**WORK INSTRUCTIONS**.
Report back each line of the records that contains the string "title".

**INFORMATION PROVIDED**.

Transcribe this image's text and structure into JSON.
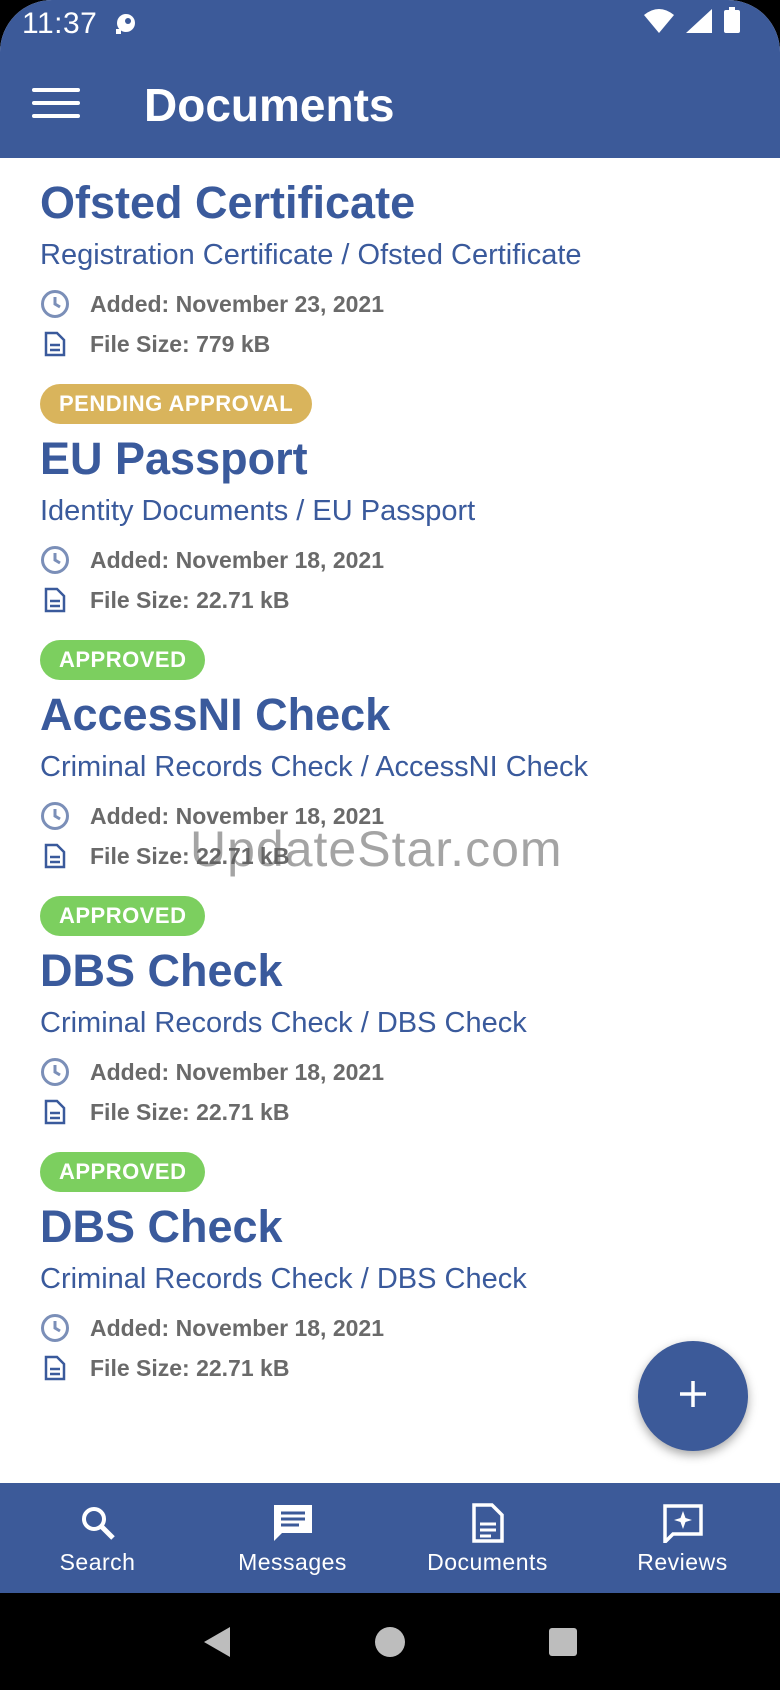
{
  "status_bar": {
    "time": "11:37"
  },
  "app_bar": {
    "title": "Documents"
  },
  "documents": [
    {
      "title": "Ofsted Certificate",
      "path": "Registration Certificate / Ofsted Certificate",
      "added": "Added: November 23, 2021",
      "size": "File Size: 779 kB",
      "status": "PENDING APPROVAL",
      "status_color": "#d9b45c"
    },
    {
      "title": "EU Passport",
      "path": "Identity Documents / EU Passport",
      "added": "Added: November 18, 2021",
      "size": "File Size: 22.71 kB",
      "status": "APPROVED",
      "status_color": "#7ccf5f"
    },
    {
      "title": "AccessNI Check",
      "path": "Criminal Records Check / AccessNI Check",
      "added": "Added: November 18, 2021",
      "size": "File Size: 22.71 kB",
      "status": "APPROVED",
      "status_color": "#7ccf5f"
    },
    {
      "title": "DBS Check",
      "path": "Criminal Records Check / DBS Check",
      "added": "Added: November 18, 2021",
      "size": "File Size: 22.71 kB",
      "status": "APPROVED",
      "status_color": "#7ccf5f"
    },
    {
      "title": "DBS Check",
      "path": "Criminal Records Check / DBS Check",
      "added": "Added: November 18, 2021",
      "size": "File Size: 22.71 kB"
    }
  ],
  "watermark": "UpdateStar.com",
  "fab": {
    "icon": "plus-icon"
  },
  "bottom_nav": [
    {
      "label": "Search",
      "icon": "search-icon"
    },
    {
      "label": "Messages",
      "icon": "message-icon"
    },
    {
      "label": "Documents",
      "icon": "document-icon"
    },
    {
      "label": "Reviews",
      "icon": "review-icon"
    }
  ],
  "colors": {
    "primary": "#3c5a99",
    "accent_text": "#3a5a9c",
    "pending": "#d9b45c",
    "approved": "#7ccf5f"
  }
}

**ANSWER**.
    "title": "Documents"
      "title": "Ofsted Certificate",
      "title": "EU Passport",
      "title": "AccessNI Check",
      "title": "DBS Check",
      "title": "DBS Check",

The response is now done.